INSTRUCTIONS FOR THE TASK >> Each record below is to be reproduced without any change.

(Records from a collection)

============

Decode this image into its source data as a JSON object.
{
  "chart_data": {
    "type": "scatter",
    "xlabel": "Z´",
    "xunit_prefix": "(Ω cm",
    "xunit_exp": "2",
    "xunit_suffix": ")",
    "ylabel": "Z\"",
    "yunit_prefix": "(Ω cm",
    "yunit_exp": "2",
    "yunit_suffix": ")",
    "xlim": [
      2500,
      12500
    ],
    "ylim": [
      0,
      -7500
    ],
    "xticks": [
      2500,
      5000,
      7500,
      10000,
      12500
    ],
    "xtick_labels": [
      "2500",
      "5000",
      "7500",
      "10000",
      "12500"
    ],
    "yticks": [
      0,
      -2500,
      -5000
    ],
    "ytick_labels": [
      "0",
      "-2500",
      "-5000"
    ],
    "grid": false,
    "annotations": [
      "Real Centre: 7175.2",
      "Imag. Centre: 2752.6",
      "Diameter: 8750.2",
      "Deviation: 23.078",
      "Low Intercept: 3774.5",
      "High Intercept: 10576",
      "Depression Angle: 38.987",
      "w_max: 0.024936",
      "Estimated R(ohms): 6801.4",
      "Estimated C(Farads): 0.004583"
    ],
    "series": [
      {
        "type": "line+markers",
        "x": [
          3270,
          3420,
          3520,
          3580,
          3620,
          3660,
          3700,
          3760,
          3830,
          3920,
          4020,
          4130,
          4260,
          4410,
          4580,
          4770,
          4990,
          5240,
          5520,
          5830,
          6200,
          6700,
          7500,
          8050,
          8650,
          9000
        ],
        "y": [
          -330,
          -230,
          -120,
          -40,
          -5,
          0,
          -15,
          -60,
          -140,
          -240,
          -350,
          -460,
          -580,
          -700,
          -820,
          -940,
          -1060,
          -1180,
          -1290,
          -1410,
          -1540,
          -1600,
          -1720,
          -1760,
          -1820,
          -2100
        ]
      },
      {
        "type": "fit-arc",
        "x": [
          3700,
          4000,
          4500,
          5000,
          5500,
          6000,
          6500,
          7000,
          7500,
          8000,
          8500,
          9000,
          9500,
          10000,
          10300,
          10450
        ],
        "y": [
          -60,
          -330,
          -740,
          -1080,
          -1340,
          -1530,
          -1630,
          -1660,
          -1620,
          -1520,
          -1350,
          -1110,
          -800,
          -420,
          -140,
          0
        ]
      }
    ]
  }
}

============

CORRECT OUTPUT >>
Decode this image into its source data as a JSON object.
{
  "chart_data": {
    "type": "scatter",
    "xlabel": "Z´",
    "xunit_prefix": "(Ω cm",
    "xunit_exp": "2",
    "xunit_suffix": ")",
    "ylabel": "Z\"",
    "yunit_prefix": "(Ω cm",
    "yunit_exp": "2",
    "yunit_suffix": ")",
    "xlim": [
      2500,
      12500
    ],
    "ylim": [
      0,
      -7500
    ],
    "xticks": [
      2500,
      5000,
      7500,
      10000,
      12500
    ],
    "xtick_labels": [
      "2500",
      "5000",
      "7500",
      "10000",
      "12500"
    ],
    "yticks": [
      0,
      -2500,
      -5000
    ],
    "ytick_labels": [
      "0",
      "-2500",
      "-5000"
    ],
    "grid": false,
    "annotations": [
      "Real Centre: 7175.2",
      "Imag. Centre: 2752.6",
      "Diameter: 8750.2",
      "Deviation: 23.078",
      "Low Intercept: 3774.5",
      "High Intercept: 10576",
      "Depression Angle: 38.987",
      "w_max: 0.024936",
      "Estimated R(ohms): 6801.4",
      "Estimated C(Farads): 0.004583"
    ],
    "series": [
      {
        "type": "line+markers",
        "x": [
          3270,
          3420,
          3520,
          3580,
          3620,
          3660,
          3700,
          3760,
          3830,
          3920,
          4020,
          4130,
          4260,
          4410,
          4580,
          4770,
          4990,
          5240,
          5520,
          5830,
          6200,
          6700,
          7500,
          8050,
          8650,
          9000
        ],
        "y": [
          -330,
          -230,
          -120,
          -40,
          -5,
          0,
          -15,
          -60,
          -140,
          -240,
          -350,
          -460,
          -580,
          -700,
          -820,
          -940,
          -1060,
          -1180,
          -1290,
          -1410,
          -1540,
          -1600,
          -1720,
          -1760,
          -1820,
          -2100
        ]
      },
      {
        "type": "fit-arc",
        "x": [
          3700,
          4000,
          4500,
          5000,
          5500,
          6000,
          6500,
          7000,
          7500,
          8000,
          8500,
          9000,
          9500,
          10000,
          10300,
          10450
        ],
        "y": [
          -60,
          -330,
          -740,
          -1080,
          -1340,
          -1530,
          -1630,
          -1660,
          -1620,
          -1520,
          -1350,
          -1110,
          -800,
          -420,
          -140,
          0
        ]
      }
    ]
  }
}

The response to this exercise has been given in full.